— What is being asked —
Set down every record once more, exactly as given.

— Given information —
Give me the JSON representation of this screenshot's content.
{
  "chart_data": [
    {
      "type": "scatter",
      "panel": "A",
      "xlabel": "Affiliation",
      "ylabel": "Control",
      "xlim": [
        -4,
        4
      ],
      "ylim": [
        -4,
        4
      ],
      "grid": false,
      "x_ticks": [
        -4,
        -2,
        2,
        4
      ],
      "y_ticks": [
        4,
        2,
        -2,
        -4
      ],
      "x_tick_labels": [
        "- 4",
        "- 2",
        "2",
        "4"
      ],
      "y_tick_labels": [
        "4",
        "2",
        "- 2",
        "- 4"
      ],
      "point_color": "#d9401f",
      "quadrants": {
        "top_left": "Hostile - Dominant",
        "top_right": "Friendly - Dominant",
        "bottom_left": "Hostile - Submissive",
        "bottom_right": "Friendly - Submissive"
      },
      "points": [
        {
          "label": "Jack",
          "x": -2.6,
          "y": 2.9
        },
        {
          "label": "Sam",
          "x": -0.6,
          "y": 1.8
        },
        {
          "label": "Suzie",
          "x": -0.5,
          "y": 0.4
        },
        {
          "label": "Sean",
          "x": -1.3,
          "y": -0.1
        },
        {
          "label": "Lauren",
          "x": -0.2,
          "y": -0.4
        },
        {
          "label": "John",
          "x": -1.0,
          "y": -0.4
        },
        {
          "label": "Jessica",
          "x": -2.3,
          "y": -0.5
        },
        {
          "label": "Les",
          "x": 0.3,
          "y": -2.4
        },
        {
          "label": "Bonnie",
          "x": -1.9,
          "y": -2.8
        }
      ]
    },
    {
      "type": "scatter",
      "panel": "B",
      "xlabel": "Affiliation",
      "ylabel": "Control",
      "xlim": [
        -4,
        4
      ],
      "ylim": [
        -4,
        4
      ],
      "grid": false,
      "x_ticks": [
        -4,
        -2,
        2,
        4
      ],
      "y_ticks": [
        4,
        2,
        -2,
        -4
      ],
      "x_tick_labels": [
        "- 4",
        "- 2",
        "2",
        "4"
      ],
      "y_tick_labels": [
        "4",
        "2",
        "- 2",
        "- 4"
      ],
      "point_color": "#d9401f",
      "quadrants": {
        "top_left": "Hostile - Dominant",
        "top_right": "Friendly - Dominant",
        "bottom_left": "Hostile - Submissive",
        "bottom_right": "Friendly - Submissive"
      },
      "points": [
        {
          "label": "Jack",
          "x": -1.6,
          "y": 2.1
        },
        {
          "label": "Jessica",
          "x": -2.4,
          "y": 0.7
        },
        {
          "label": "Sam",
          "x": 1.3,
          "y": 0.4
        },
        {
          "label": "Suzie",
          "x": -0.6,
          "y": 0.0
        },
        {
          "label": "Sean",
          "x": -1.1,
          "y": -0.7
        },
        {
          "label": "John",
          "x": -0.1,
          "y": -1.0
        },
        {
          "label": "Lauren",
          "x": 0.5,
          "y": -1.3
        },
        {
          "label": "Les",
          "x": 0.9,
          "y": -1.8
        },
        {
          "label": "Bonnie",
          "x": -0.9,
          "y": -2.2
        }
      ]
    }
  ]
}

— Response —
Give me the JSON representation of this screenshot's content.
{
  "chart_data": [
    {
      "type": "scatter",
      "panel": "A",
      "xlabel": "Affiliation",
      "ylabel": "Control",
      "xlim": [
        -4,
        4
      ],
      "ylim": [
        -4,
        4
      ],
      "grid": false,
      "x_ticks": [
        -4,
        -2,
        2,
        4
      ],
      "y_ticks": [
        4,
        2,
        -2,
        -4
      ],
      "x_tick_labels": [
        "- 4",
        "- 2",
        "2",
        "4"
      ],
      "y_tick_labels": [
        "4",
        "2",
        "- 2",
        "- 4"
      ],
      "point_color": "#d9401f",
      "quadrants": {
        "top_left": "Hostile - Dominant",
        "top_right": "Friendly - Dominant",
        "bottom_left": "Hostile - Submissive",
        "bottom_right": "Friendly - Submissive"
      },
      "points": [
        {
          "label": "Jack",
          "x": -2.6,
          "y": 2.9
        },
        {
          "label": "Sam",
          "x": -0.6,
          "y": 1.8
        },
        {
          "label": "Suzie",
          "x": -0.5,
          "y": 0.4
        },
        {
          "label": "Sean",
          "x": -1.3,
          "y": -0.1
        },
        {
          "label": "Lauren",
          "x": -0.2,
          "y": -0.4
        },
        {
          "label": "John",
          "x": -1.0,
          "y": -0.4
        },
        {
          "label": "Jessica",
          "x": -2.3,
          "y": -0.5
        },
        {
          "label": "Les",
          "x": 0.3,
          "y": -2.4
        },
        {
          "label": "Bonnie",
          "x": -1.9,
          "y": -2.8
        }
      ]
    },
    {
      "type": "scatter",
      "panel": "B",
      "xlabel": "Affiliation",
      "ylabel": "Control",
      "xlim": [
        -4,
        4
      ],
      "ylim": [
        -4,
        4
      ],
      "grid": false,
      "x_ticks": [
        -4,
        -2,
        2,
        4
      ],
      "y_ticks": [
        4,
        2,
        -2,
        -4
      ],
      "x_tick_labels": [
        "- 4",
        "- 2",
        "2",
        "4"
      ],
      "y_tick_labels": [
        "4",
        "2",
        "- 2",
        "- 4"
      ],
      "point_color": "#d9401f",
      "quadrants": {
        "top_left": "Hostile - Dominant",
        "top_right": "Friendly - Dominant",
        "bottom_left": "Hostile - Submissive",
        "bottom_right": "Friendly - Submissive"
      },
      "points": [
        {
          "label": "Jack",
          "x": -1.6,
          "y": 2.1
        },
        {
          "label": "Jessica",
          "x": -2.4,
          "y": 0.7
        },
        {
          "label": "Sam",
          "x": 1.3,
          "y": 0.4
        },
        {
          "label": "Suzie",
          "x": -0.6,
          "y": 0.0
        },
        {
          "label": "Sean",
          "x": -1.1,
          "y": -0.7
        },
        {
          "label": "John",
          "x": -0.1,
          "y": -1.0
        },
        {
          "label": "Lauren",
          "x": 0.5,
          "y": -1.3
        },
        {
          "label": "Les",
          "x": 0.9,
          "y": -1.8
        },
        {
          "label": "Bonnie",
          "x": -0.9,
          "y": -2.2
        }
      ]
    }
  ]
}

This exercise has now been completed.